» DATA ROWS
==*==

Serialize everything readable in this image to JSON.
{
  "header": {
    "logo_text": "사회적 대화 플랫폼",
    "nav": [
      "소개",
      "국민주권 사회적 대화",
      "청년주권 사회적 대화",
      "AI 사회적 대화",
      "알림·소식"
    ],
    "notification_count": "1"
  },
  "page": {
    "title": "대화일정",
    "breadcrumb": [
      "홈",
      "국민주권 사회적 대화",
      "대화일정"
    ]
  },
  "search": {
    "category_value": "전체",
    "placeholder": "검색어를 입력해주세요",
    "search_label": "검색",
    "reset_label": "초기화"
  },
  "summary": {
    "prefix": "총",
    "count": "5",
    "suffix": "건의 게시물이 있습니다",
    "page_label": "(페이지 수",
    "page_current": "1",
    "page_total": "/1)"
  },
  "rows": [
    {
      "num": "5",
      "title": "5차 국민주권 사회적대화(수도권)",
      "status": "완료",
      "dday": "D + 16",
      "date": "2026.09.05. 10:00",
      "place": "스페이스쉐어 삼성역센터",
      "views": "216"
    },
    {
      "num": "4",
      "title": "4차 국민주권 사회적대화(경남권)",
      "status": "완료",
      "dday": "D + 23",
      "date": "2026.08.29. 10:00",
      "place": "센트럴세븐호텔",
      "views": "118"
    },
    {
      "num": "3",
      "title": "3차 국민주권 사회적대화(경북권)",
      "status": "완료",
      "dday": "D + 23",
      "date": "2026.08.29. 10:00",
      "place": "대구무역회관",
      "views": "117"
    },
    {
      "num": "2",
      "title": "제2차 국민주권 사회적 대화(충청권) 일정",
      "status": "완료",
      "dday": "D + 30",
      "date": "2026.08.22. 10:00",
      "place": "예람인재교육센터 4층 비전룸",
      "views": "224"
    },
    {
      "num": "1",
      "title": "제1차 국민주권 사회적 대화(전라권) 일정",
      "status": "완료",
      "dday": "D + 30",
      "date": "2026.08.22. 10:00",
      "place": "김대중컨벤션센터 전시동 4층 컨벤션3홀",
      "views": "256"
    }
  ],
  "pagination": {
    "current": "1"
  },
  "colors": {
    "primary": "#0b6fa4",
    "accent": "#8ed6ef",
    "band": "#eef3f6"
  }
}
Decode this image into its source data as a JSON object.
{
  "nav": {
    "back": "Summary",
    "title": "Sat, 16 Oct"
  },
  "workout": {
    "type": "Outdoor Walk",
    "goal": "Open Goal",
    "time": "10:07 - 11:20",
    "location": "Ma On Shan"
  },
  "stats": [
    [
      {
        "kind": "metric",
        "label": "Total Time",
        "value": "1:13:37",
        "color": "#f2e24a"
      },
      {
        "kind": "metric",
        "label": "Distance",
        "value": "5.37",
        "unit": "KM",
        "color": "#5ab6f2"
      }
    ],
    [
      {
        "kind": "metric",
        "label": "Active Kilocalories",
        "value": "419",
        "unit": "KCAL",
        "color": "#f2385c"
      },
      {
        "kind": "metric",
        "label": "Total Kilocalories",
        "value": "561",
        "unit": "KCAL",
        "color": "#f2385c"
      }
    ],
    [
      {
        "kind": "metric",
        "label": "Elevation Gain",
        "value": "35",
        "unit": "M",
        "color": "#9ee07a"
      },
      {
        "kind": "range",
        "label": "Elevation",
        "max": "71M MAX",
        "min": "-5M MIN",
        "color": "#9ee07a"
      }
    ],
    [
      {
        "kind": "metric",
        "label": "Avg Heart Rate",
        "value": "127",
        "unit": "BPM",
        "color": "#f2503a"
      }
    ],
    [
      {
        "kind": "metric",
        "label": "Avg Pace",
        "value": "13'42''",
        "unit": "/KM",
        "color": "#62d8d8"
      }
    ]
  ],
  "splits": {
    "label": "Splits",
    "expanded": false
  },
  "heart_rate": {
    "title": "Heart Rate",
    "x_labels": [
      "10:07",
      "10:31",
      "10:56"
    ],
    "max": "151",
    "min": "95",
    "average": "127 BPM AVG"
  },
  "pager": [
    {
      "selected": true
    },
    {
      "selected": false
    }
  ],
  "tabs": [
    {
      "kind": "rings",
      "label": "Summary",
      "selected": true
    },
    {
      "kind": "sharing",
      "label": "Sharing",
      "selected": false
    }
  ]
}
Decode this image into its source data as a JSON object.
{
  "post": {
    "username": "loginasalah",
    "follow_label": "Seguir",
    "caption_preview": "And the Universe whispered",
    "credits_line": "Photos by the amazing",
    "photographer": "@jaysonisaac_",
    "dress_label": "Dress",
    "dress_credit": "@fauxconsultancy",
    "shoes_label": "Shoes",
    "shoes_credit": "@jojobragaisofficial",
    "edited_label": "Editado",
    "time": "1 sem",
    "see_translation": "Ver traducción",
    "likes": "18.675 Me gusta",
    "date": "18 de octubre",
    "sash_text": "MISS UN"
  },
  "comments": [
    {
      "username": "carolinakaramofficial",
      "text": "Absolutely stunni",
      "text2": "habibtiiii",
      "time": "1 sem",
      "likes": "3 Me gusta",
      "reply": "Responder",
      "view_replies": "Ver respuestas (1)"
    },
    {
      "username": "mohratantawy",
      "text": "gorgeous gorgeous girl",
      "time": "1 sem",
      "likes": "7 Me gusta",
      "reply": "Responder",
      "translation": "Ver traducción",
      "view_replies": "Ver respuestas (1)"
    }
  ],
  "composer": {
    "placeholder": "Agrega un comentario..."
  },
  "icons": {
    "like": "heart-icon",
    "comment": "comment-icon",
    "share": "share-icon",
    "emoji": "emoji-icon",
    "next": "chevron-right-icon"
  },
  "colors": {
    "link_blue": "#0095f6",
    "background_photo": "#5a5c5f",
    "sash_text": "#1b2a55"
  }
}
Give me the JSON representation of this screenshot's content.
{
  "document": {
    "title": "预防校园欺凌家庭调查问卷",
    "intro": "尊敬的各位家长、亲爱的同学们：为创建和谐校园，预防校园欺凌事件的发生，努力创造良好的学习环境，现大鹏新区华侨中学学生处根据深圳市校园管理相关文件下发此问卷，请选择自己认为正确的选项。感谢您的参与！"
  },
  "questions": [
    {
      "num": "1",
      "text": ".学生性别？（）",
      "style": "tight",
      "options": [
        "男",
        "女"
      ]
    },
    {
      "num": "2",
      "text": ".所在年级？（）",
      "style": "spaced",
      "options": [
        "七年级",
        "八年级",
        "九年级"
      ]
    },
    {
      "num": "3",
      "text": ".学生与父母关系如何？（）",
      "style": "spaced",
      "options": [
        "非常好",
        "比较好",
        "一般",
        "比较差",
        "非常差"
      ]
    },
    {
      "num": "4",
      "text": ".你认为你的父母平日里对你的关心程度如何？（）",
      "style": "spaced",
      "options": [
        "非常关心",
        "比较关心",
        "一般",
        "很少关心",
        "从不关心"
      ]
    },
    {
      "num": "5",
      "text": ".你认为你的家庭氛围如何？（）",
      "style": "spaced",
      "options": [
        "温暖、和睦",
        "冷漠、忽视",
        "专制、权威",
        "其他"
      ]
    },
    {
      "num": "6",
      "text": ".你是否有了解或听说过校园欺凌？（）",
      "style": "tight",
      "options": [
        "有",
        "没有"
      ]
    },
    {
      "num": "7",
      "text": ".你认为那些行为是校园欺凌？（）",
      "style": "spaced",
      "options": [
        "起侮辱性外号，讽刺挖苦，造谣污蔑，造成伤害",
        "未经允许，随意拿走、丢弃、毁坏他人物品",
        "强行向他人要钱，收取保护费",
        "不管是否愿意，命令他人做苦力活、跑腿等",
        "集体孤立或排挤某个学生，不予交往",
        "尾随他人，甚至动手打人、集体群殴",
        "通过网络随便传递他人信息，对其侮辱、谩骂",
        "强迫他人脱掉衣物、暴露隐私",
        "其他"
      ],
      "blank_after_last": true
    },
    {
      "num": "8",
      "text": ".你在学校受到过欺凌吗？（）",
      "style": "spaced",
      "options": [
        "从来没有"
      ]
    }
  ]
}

==*==

» WHAT TO PRODUCE
Show each line of the data that contains the string "this".

» RIGHT ANSWER
Serialize everything readable in this image to JSON.
Decode this image into its source data as a JSON object.
Decode this image into its source data as a JSON object.
Give me the JSON representation of this screenshot's content.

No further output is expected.